Data lines start
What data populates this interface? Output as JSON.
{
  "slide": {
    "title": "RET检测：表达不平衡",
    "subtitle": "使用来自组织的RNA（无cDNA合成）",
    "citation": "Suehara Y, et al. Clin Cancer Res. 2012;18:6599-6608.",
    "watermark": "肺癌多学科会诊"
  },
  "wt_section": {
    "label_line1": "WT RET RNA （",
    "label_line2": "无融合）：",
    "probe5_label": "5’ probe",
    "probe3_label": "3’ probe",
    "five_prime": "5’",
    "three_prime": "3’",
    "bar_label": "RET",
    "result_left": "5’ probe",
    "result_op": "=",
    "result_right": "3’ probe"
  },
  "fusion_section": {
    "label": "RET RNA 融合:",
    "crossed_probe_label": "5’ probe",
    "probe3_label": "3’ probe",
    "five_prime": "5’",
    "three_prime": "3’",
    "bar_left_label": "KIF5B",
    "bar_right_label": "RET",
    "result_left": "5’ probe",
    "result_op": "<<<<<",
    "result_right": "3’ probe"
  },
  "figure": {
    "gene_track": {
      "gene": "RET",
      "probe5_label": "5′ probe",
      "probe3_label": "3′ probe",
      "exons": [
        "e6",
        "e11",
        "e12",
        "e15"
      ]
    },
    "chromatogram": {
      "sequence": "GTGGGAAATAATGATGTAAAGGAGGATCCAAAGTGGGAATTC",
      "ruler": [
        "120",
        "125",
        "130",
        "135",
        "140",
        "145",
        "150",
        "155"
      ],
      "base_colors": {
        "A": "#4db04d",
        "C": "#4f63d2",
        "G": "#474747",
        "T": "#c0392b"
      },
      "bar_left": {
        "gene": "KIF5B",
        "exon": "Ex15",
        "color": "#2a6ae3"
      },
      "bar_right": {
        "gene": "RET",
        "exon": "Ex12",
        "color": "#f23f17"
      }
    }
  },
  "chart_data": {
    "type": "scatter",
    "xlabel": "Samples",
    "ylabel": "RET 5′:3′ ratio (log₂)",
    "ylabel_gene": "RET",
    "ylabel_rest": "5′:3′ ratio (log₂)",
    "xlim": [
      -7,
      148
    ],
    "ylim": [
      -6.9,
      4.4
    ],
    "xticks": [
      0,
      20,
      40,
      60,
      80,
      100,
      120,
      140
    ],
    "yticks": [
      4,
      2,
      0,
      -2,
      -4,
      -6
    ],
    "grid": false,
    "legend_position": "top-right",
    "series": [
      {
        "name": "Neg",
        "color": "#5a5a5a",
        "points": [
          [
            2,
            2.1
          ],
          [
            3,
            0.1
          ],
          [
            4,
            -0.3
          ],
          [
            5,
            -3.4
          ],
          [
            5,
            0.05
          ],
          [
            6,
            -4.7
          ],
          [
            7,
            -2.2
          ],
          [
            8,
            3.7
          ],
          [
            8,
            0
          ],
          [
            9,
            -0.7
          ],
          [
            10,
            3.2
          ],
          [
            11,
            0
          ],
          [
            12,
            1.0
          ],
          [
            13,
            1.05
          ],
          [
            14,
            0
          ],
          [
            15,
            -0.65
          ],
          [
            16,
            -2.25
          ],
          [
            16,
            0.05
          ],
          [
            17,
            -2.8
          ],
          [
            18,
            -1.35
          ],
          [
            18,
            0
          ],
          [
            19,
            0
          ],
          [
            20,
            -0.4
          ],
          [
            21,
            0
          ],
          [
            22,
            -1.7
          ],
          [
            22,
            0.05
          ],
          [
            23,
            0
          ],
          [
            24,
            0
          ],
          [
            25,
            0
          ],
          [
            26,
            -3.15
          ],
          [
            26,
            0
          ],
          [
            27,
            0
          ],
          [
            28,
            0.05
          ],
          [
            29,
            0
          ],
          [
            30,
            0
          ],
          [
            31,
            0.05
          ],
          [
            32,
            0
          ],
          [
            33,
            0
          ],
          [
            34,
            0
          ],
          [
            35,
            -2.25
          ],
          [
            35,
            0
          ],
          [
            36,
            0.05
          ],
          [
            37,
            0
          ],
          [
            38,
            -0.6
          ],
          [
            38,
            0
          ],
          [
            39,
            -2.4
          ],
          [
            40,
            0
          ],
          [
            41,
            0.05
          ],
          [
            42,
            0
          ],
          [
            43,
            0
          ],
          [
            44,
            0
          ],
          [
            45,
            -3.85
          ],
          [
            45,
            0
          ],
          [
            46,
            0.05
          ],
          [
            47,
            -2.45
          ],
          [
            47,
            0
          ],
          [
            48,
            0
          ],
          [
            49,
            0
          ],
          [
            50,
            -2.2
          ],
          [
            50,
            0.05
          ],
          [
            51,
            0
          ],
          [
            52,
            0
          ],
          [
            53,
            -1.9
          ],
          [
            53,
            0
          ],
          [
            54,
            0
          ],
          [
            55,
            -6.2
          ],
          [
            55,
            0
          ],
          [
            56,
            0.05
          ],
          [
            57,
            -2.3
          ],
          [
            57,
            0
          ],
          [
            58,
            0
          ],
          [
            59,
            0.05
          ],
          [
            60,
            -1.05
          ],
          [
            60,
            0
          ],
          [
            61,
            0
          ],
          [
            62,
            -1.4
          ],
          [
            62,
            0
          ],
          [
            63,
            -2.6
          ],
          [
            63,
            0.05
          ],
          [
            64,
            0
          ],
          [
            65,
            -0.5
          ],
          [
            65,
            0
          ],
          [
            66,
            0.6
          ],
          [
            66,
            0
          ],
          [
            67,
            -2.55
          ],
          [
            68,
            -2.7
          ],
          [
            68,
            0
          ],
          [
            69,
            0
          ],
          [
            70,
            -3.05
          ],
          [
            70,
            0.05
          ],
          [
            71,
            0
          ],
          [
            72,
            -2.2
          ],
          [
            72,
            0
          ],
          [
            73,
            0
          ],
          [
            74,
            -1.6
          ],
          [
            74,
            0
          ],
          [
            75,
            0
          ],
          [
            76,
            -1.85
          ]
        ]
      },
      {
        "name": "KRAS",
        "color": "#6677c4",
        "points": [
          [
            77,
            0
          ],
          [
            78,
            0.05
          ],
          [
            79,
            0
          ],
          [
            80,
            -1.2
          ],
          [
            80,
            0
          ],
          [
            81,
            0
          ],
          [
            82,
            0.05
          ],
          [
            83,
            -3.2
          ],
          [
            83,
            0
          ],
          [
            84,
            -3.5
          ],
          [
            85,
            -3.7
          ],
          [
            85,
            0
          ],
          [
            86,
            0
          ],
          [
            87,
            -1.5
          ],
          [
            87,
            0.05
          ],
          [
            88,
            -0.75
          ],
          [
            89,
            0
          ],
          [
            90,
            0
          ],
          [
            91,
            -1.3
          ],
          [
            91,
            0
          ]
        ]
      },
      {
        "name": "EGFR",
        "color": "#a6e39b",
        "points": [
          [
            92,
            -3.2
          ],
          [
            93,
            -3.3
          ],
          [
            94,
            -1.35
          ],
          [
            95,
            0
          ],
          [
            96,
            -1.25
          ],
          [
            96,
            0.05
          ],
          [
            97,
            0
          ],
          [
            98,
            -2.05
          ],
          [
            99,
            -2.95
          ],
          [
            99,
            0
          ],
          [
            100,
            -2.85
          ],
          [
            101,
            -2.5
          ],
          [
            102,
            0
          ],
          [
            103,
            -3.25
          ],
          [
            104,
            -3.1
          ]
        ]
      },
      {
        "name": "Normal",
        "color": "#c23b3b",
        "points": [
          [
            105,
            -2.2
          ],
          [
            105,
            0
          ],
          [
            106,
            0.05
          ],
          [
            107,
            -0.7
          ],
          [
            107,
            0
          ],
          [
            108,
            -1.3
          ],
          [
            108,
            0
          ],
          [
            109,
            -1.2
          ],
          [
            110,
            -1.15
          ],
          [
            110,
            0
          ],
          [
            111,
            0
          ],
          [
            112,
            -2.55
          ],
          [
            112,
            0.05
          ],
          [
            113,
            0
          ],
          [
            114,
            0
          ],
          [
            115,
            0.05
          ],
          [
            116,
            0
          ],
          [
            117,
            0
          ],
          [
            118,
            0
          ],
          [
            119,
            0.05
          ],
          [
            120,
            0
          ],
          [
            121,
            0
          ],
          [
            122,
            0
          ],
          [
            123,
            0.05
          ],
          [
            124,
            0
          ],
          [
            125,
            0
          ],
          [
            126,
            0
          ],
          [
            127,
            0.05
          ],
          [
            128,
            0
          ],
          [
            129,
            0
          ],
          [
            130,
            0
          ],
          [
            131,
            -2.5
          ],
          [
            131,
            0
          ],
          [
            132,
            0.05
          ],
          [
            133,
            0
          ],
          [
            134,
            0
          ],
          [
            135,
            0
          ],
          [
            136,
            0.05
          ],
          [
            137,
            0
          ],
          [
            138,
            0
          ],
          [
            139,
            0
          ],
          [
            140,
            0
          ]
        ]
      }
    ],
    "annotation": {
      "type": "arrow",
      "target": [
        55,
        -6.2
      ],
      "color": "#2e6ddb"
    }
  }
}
Data lines end
▸ To be done: From the listing, copy each line containing the word "name".

▸ Task solution:
        "name": "Neg",
        "name": "KRAS",
        "name": "EGFR",
        "name": "Normal",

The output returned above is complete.